**TASK STATEMENT**
Copy all the entries below exactly, but not the pictures.

**DATASET CONTENT**

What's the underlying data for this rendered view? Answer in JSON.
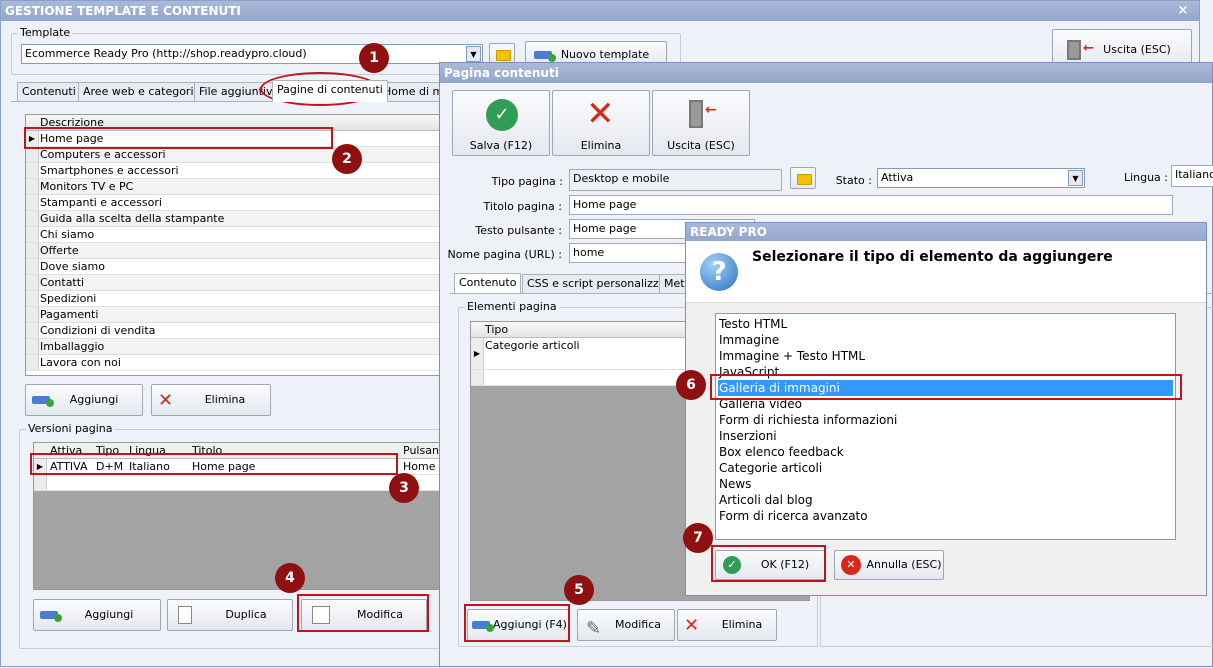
{
  "main": {
    "title": "GESTIONE TEMPLATE E CONTENUTI",
    "close": "×",
    "template_label": "Template",
    "template_value": "Ecommerce Ready Pro (http://shop.readypro.cloud)",
    "new_template": "Nuovo template",
    "exit": "Uscita (ESC)",
    "tabs": [
      "Contenuti",
      "Aree web e categorie",
      "File aggiuntivi",
      "Pagine di contenuti",
      "Home di mar"
    ],
    "pages_header": "Descrizione",
    "pages": [
      "Home page",
      "Computers e accessori",
      "Smartphones e accessori",
      "Monitors TV e PC",
      "Stampanti e accessori",
      "Guida alla scelta della stampante",
      "Chi siamo",
      "Offerte",
      "Dove siamo",
      "Contatti",
      "Spedizioni",
      "Pagamenti",
      "Condizioni di vendita",
      "Imballaggio",
      "Lavora con noi"
    ],
    "add": "Aggiungi",
    "delete": "Elimina",
    "versions_label": "Versioni pagina",
    "versions_cols": [
      "Attiva",
      "Tipo",
      "Lingua",
      "Titolo",
      "Pulsante"
    ],
    "versions_row": [
      "ATTIVA",
      "D+M",
      "Italiano",
      "Home page",
      "Home p"
    ],
    "v_add": "Aggiungi",
    "v_dup": "Duplica",
    "v_edit": "Modifica"
  },
  "page_win": {
    "title": "Pagina contenuti",
    "save": "Salva (F12)",
    "delete": "Elimina",
    "exit": "Uscita (ESC)",
    "type_label": "Tipo pagina :",
    "type_value": "Desktop e mobile",
    "state_label": "Stato :",
    "state_value": "Attiva",
    "lang_label": "Lingua :",
    "lang_value": "Italiano (",
    "title_label": "Titolo pagina :",
    "title_value": "Home page",
    "button_label": "Testo pulsante :",
    "button_value": "Home page",
    "url_label": "Nome pagina (URL) :",
    "url_value": "home",
    "tabs": [
      "Contenuto",
      "CSS e script personalizzati",
      "Meta"
    ],
    "elements_label": "Elementi pagina",
    "elements_header": "Tipo",
    "elements_row": "Categorie articoli",
    "add": "Aggiungi (F4)",
    "edit": "Modifica"
  },
  "dialog": {
    "title": "READY PRO",
    "question": "Selezionare il tipo di elemento da aggiungere",
    "items": [
      "Testo HTML",
      "Immagine",
      "Immagine + Testo HTML",
      "JavaScript",
      "Galleria di immagini",
      "Galleria video",
      "Form di richiesta informazioni",
      "Inserzioni",
      "Box elenco feedback",
      "Categorie articoli",
      "News",
      "Articoli dal blog",
      "Form di ricerca avanzato"
    ],
    "selected_index": 4,
    "ok": "OK (F12)",
    "cancel": "Annulla (ESC)"
  },
  "badges": [
    "1",
    "2",
    "3",
    "4",
    "5",
    "6",
    "7"
  ],
  "colors": {
    "highlight": "#c0141c",
    "badge": "#8e1010",
    "selection": "#3399ff"
  }
}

**TASK OUTPUT**
What's the underlying data for this rendered view? Answer in JSON.
{
  "main": {
    "title": "GESTIONE TEMPLATE E CONTENUTI",
    "close": "×",
    "template_label": "Template",
    "template_value": "Ecommerce Ready Pro (http://shop.readypro.cloud)",
    "new_template": "Nuovo template",
    "exit": "Uscita (ESC)",
    "tabs": [
      "Contenuti",
      "Aree web e categorie",
      "File aggiuntivi",
      "Pagine di contenuti",
      "Home di mar"
    ],
    "pages_header": "Descrizione",
    "pages": [
      "Home page",
      "Computers e accessori",
      "Smartphones e accessori",
      "Monitors TV e PC",
      "Stampanti e accessori",
      "Guida alla scelta della stampante",
      "Chi siamo",
      "Offerte",
      "Dove siamo",
      "Contatti",
      "Spedizioni",
      "Pagamenti",
      "Condizioni di vendita",
      "Imballaggio",
      "Lavora con noi"
    ],
    "add": "Aggiungi",
    "delete": "Elimina",
    "versions_label": "Versioni pagina",
    "versions_cols": [
      "Attiva",
      "Tipo",
      "Lingua",
      "Titolo",
      "Pulsante"
    ],
    "versions_row": [
      "ATTIVA",
      "D+M",
      "Italiano",
      "Home page",
      "Home p"
    ],
    "v_add": "Aggiungi",
    "v_dup": "Duplica",
    "v_edit": "Modifica"
  },
  "page_win": {
    "title": "Pagina contenuti",
    "save": "Salva (F12)",
    "delete": "Elimina",
    "exit": "Uscita (ESC)",
    "type_label": "Tipo pagina :",
    "type_value": "Desktop e mobile",
    "state_label": "Stato :",
    "state_value": "Attiva",
    "lang_label": "Lingua :",
    "lang_value": "Italiano (",
    "title_label": "Titolo pagina :",
    "title_value": "Home page",
    "button_label": "Testo pulsante :",
    "button_value": "Home page",
    "url_label": "Nome pagina (URL) :",
    "url_value": "home",
    "tabs": [
      "Contenuto",
      "CSS e script personalizzati",
      "Meta"
    ],
    "elements_label": "Elementi pagina",
    "elements_header": "Tipo",
    "elements_row": "Categorie articoli",
    "add": "Aggiungi (F4)",
    "edit": "Modifica"
  },
  "dialog": {
    "title": "READY PRO",
    "question": "Selezionare il tipo di elemento da aggiungere",
    "items": [
      "Testo HTML",
      "Immagine",
      "Immagine + Testo HTML",
      "JavaScript",
      "Galleria di immagini",
      "Galleria video",
      "Form di richiesta informazioni",
      "Inserzioni",
      "Box elenco feedback",
      "Categorie articoli",
      "News",
      "Articoli dal blog",
      "Form di ricerca avanzato"
    ],
    "selected_index": 4,
    "ok": "OK (F12)",
    "cancel": "Annulla (ESC)"
  },
  "badges": [
    "1",
    "2",
    "3",
    "4",
    "5",
    "6",
    "7"
  ],
  "colors": {
    "highlight": "#c0141c",
    "badge": "#8e1010",
    "selection": "#3399ff"
  }
}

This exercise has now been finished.